▸ SHORT EXERCISE: Collect all lines from the records below that include the word "numer".

▸ Records excerpted from a collection:
start

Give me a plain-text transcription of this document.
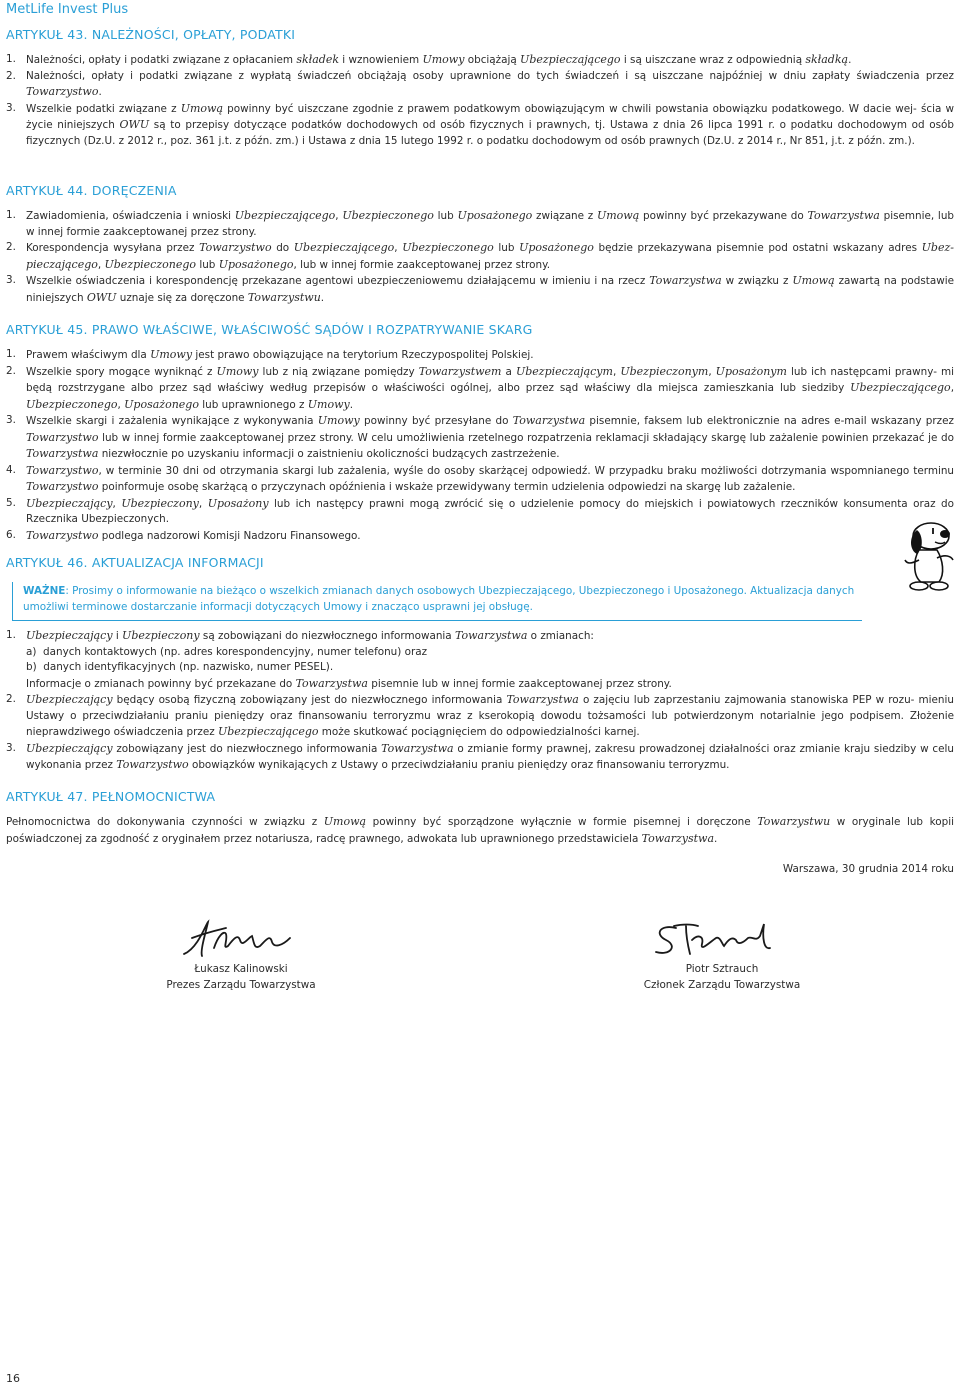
MetLife Invest Plus
ARTYKUŁ 43. NALEŻNOŚCI, OPŁATY, PODATKI
1. Należności, opłaty i podatki związane z opłacaniem składek i wznowieniem Umowy obciążają Ubezpieczającego i są uiszczane wraz z odpowiednią składką.
2. Należności, opłaty i podatki związane z wypłatą świadczeń obciążają osoby uprawnione do tych świadczeń i są uiszczane najpóźniej w dniu zapłaty świadczenia przez Towarzystwo.
3. Wszelkie podatki związane z Umową powinny być uiszczane zgodnie z prawem podatkowym obowiązującym w chwili powstania obowiązku podatkowego. W dacie wej- ścia w życie niniejszych OWU są to przepisy dotyczące podatków dochodowych od osób fizycznych i prawnych, tj. Ustawa z dnia 26 lipca 1991 r. o podatku dochodowym od osób fizycznych (Dz.U. z 2012 r., poz. 361 j.t. z późn. zm.) i Ustawa z dnia 15 lutego 1992 r. o podatku dochodowym od osób prawnych (Dz.U. z 2014 r., Nr 851, j.t. z późn. zm.).
ARTYKUŁ 44. DORĘCZENIA
1. Zawiadomienia, oświadczenia i wnioski Ubezpieczającego, Ubezpieczonego lub Uposażonego związane z Umową powinny być przekazywane do Towarzystwa pisemnie, lub w innej formie zaakceptowanej przez strony.
2. Korespondencja wysyłana przez Towarzystwo do Ubezpieczającego, Ubezpieczonego lub Uposażonego będzie przekazywana pisemnie pod ostatni wskazany adres Ubez- pieczającego, Ubezpieczonego lub Uposażonego, lub w innej formie zaakceptowanej przez strony.
3. Wszelkie oświadczenia i korespondencję przekazane agentowi ubezpieczeniowemu działającemu w imieniu i na rzecz Towarzystwa w związku z Umową zawartą na podstawie niniejszych OWU uznaje się za doręczone Towarzystwu.
ARTYKUŁ 45. PRAWO WŁAŚCIWE, WŁAŚCIWOŚĆ SĄDÓW I ROZPATRYWANIE SKARG
1. Prawem właściwym dla Umowy jest prawo obowiązujące na terytorium Rzeczypospolitej Polskiej.
2. Wszelkie spory mogące wyniknąć z Umowy lub z nią związane pomiędzy Towarzystwem a Ubezpieczającym, Ubezpieczonym, Uposażonym lub ich następcami prawny- mi będą rozstrzygane albo przez sąd właściwy według przepisów o właściwości ogólnej, albo przez sąd właściwy dla miejsca zamieszkania lub siedziby Ubezpieczającego, Ubezpieczonego, Uposażonego lub uprawnionego z Umowy.
3. Wszelkie skargi i zażalenia wynikające z wykonywania Umowy powinny być przesyłane do Towarzystwa pisemnie, faksem lub elektronicznie na adres e-mail wskazany przez Towarzystwo lub w innej formie zaakceptowanej przez strony. W celu umożliwienia rzetelnego rozpatrzenia reklamacji składający skargę lub zażalenie powinien przekazać je do Towarzystwa niezwłocznie po uzyskaniu informacji o zaistnieniu okoliczności budzących zastrzeżenie.
4. Towarzystwo, w terminie 30 dni od otrzymania skargi lub zażalenia, wyśle do osoby skarżącej odpowiedź. W przypadku braku możliwości dotrzymania wspomnianego terminu Towarzystwo poinformuje osobę skarżącą o przyczynach opóźnienia i wskaże przewidywany termin udzielenia odpowiedzi na skargę lub zażalenie.
5. Ubezpieczający, Ubezpieczony, Uposażony lub ich następcy prawni mogą zwrócić się o udzielenie pomocy do miejskich i powiatowych rzeczników konsumenta oraz do Rzecznika Ubezpieczonych.
6. Towarzystwo podlega nadzorowi Komisji Nadzoru Finansowego.
ARTYKUŁ 46. AKTUALIZACJA INFORMACJI
WAŻNE: Prosimy o informowanie na bieżąco o wszelkich zmianach danych osobowych Ubezpieczającego, Ubezpieczonego i Uposażonego. Aktualizacja danych umożliwi terminowe dostarczanie informacji dotyczących Umowy i znacząco usprawni jej obsługę.
1. Ubezpieczający i Ubezpieczony są zobowiązani do niezwłocznego informowania Towarzystwa o zmianach:
a)  danych kontaktowych (np. adres korespondencyjny, numer telefonu) oraz
b)  danych identyfikacyjnych (np. nazwisko, numer PESEL).
Informacje o zmianach powinny być przekazane do Towarzystwa pisemnie lub w innej formie zaakceptowanej przez strony.
2. Ubezpieczający będący osobą fizyczną zobowiązany jest do niezwłocznego informowania Towarzystwa o zajęciu lub zaprzestaniu zajmowania stanowiska PEP w rozu- mieniu Ustawy o przeciwdziałaniu praniu pieniędzy oraz finansowaniu terroryzmu wraz z kserokopią dowodu tożsamości lub potwierdzonym notarialnie jego podpisem. Złożenie nieprawdziwego oświadczenia przez Ubezpieczającego może skutkować pociągnięciem do odpowiedzialności karnej.
3. Ubezpieczający zobowiązany jest do niezwłocznego informowania Towarzystwa o zmianie formy prawnej, zakresu prowadzonej działalności oraz zmianie kraju siedziby w celu wykonania przez Towarzystwo obowiązków wynikających z Ustawy o przeciwdziałaniu praniu pieniędzy oraz finansowaniu terroryzmu.
ARTYKUŁ 47. PEŁNOMOCNICTWA
Pełnomocnictwa do dokonywania czynności w związku z Umową powinny być sporządzone wyłącznie w formie pisemnej i doręczone Towarzystwu w oryginale lub kopii poświadczonej za zgodność z oryginałem przez notariusza, radcę prawnego, adwokata lub uprawnionego przedstawiciela Towarzystwa.
Warszawa, 30 grudnia 2014 roku
Łukasz Kalinowski
Prezes Zarządu Towarzystwa
Piotr Sztrauch
Członek Zarządu Towarzystwa
16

end

▸ RESULT OF THE TASK:
a)  danych kontaktowych (np. adres korespondencyjny, numer telefonu) oraz
b)  danych identyfikacyjnych (np. nazwisko, numer PESEL).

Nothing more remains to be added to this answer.